All lines in which the word "Early" occurs are to be extracted.

==========

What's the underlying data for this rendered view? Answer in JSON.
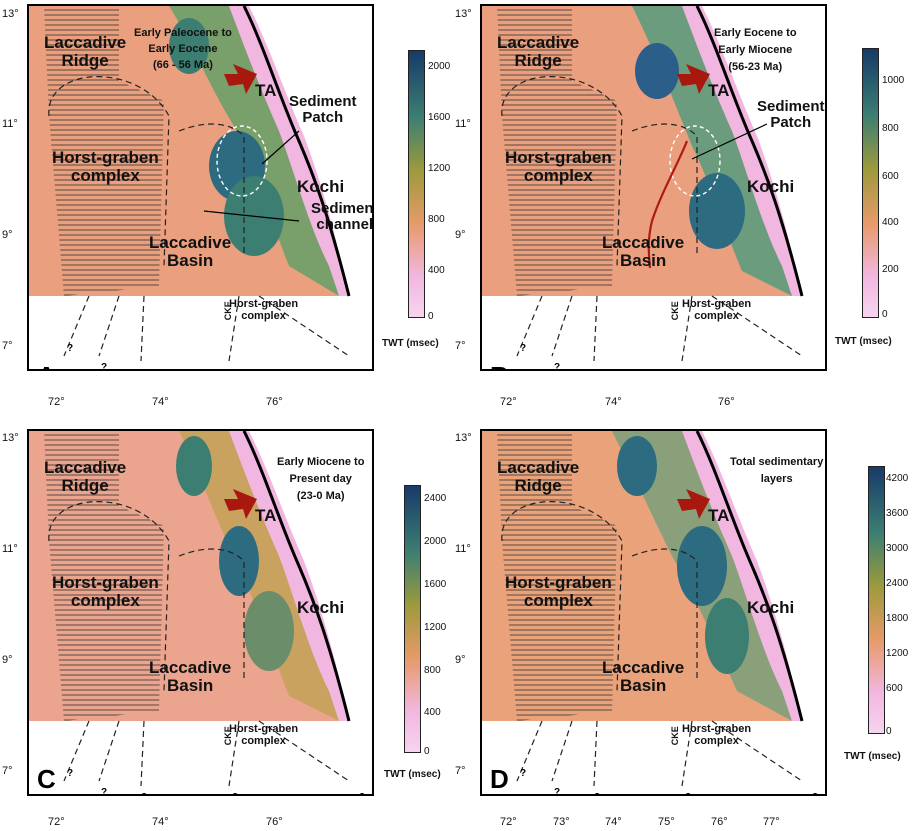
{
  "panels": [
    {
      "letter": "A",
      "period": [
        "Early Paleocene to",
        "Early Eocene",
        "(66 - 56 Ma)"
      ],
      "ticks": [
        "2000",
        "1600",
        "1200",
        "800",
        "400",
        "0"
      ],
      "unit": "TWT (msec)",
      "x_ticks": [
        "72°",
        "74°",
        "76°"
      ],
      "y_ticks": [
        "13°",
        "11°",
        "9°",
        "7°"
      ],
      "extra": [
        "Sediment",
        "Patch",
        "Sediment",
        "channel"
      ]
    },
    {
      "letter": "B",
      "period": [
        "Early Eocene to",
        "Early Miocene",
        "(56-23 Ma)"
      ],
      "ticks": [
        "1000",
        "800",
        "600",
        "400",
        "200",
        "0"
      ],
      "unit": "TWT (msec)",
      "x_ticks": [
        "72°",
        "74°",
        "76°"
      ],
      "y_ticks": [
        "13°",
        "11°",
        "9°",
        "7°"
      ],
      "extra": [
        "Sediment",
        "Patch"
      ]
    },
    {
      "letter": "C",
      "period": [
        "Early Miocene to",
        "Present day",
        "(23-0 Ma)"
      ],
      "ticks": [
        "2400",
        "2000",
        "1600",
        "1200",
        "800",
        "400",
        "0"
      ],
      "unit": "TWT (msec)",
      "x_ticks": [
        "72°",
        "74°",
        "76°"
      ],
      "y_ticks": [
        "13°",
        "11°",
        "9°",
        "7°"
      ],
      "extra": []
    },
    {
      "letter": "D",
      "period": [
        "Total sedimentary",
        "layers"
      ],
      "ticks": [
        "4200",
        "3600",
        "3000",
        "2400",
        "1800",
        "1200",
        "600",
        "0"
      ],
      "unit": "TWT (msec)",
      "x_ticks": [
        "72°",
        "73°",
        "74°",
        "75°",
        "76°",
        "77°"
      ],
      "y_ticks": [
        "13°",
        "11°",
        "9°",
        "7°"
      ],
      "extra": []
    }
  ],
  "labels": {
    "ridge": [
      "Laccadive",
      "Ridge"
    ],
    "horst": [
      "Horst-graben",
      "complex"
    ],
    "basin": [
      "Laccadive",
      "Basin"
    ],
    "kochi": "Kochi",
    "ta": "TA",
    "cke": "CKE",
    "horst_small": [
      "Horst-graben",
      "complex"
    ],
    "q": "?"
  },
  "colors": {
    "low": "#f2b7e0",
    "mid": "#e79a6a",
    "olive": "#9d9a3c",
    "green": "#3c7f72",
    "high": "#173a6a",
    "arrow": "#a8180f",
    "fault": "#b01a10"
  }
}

==========

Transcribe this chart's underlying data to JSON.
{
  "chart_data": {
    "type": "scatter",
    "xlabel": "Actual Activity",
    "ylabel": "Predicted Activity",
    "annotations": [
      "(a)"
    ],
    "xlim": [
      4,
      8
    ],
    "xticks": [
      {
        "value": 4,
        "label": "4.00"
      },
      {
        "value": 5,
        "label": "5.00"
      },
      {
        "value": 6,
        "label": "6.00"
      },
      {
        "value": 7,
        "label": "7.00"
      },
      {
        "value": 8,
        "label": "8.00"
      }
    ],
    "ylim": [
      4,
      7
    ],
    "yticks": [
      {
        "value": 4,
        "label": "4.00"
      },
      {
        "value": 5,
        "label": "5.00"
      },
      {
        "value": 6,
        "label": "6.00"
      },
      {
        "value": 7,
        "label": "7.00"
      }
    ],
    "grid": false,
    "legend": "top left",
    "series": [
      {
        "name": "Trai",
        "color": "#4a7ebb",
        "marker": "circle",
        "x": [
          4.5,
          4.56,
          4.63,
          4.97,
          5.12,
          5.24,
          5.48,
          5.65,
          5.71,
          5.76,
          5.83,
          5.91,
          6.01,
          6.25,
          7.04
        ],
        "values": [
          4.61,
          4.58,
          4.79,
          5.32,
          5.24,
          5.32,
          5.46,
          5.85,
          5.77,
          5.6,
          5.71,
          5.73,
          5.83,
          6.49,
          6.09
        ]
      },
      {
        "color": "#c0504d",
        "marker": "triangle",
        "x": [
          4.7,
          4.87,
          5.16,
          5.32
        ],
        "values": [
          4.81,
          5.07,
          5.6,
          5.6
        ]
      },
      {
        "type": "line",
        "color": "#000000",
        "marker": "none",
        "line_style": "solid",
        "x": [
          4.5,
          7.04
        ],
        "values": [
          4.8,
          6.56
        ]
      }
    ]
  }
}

==========

**The reply**
        "Early Paleocene to",
        "Early Eocene",
        "Early Eocene to",
        "Early Miocene",
        "Early Miocene to",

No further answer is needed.